> ÉNONCÉ DU PROBLÈME
Repérez dans les items chaque ligne qui contient le mot "Utility", en tenant compte de la casse, puis recopiez ces lignes.

[Données collectées]
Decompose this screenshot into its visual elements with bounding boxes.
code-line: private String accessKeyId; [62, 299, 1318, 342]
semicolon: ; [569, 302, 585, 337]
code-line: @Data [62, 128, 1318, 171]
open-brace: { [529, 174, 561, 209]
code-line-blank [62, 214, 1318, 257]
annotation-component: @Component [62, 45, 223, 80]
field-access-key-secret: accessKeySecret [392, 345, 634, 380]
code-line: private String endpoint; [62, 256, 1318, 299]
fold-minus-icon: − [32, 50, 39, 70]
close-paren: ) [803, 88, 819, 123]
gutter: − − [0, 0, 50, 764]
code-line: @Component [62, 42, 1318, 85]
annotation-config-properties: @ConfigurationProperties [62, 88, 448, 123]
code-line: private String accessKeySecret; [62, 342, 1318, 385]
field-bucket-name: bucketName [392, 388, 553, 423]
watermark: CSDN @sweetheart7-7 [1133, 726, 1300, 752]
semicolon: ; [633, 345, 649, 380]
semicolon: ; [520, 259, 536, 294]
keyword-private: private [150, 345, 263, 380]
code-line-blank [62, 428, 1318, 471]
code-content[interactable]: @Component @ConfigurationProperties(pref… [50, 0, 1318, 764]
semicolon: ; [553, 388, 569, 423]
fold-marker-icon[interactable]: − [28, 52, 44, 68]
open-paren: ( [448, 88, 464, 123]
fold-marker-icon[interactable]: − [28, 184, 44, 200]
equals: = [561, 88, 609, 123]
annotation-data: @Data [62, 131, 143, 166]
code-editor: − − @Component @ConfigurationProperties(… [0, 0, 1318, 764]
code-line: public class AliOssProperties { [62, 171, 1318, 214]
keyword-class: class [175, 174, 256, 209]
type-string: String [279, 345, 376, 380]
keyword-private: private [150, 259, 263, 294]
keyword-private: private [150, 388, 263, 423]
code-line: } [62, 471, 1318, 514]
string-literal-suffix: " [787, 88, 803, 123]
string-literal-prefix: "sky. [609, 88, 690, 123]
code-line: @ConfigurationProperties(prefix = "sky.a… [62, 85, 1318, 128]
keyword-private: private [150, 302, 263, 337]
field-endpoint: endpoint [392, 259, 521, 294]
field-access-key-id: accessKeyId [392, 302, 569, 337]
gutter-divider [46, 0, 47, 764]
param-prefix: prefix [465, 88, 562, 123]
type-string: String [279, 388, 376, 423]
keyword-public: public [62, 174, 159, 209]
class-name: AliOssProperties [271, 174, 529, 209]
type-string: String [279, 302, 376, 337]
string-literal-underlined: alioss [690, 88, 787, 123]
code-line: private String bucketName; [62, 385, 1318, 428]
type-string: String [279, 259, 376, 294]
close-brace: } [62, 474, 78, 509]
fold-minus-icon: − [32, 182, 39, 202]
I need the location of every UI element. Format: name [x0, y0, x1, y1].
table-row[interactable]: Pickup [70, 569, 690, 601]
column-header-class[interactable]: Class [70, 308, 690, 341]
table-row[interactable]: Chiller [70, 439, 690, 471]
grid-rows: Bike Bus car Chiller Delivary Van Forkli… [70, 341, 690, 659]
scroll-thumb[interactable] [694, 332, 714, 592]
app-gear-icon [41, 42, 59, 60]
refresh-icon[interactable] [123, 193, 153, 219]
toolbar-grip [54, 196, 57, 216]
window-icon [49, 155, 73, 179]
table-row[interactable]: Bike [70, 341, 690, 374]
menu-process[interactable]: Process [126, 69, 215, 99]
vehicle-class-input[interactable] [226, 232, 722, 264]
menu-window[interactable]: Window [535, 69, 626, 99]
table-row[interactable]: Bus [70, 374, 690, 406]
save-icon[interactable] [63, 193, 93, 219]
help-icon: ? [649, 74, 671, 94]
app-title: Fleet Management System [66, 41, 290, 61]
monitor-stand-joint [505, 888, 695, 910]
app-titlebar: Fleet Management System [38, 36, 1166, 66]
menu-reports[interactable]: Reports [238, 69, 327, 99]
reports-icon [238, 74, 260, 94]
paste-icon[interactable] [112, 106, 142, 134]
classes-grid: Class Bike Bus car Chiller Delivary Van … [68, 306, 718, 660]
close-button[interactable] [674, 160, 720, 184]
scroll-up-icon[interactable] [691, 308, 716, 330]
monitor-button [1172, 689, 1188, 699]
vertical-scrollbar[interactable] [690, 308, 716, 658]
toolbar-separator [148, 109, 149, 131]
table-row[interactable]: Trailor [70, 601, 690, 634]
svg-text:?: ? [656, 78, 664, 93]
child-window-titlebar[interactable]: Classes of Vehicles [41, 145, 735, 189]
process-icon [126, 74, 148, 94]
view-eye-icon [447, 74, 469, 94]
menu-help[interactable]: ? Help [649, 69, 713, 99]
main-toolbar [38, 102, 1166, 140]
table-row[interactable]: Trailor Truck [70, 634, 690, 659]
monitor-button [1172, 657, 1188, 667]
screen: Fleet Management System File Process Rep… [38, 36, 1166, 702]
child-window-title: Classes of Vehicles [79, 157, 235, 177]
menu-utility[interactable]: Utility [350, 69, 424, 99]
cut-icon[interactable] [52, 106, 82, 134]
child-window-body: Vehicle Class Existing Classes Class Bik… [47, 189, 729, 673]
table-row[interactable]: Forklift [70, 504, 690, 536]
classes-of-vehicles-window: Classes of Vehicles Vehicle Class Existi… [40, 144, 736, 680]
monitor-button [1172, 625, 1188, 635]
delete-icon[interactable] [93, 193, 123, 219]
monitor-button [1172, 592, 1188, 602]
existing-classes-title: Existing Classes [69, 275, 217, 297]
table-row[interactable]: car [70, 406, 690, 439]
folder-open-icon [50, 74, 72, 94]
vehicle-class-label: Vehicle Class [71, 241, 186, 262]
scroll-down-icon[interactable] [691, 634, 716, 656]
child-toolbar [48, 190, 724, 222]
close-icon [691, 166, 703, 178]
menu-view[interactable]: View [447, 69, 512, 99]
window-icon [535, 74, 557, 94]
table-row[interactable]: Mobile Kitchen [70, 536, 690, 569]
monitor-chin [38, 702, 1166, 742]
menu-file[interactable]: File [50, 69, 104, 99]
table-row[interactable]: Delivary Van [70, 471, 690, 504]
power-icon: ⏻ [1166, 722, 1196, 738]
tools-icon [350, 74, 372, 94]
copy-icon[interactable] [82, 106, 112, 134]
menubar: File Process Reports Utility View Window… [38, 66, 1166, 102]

> LA RÉPONSE
menu-utility[interactable]: Utility [350, 69, 424, 99]
menubar: File Process Reports Utility View Window… [38, 66, 1166, 102]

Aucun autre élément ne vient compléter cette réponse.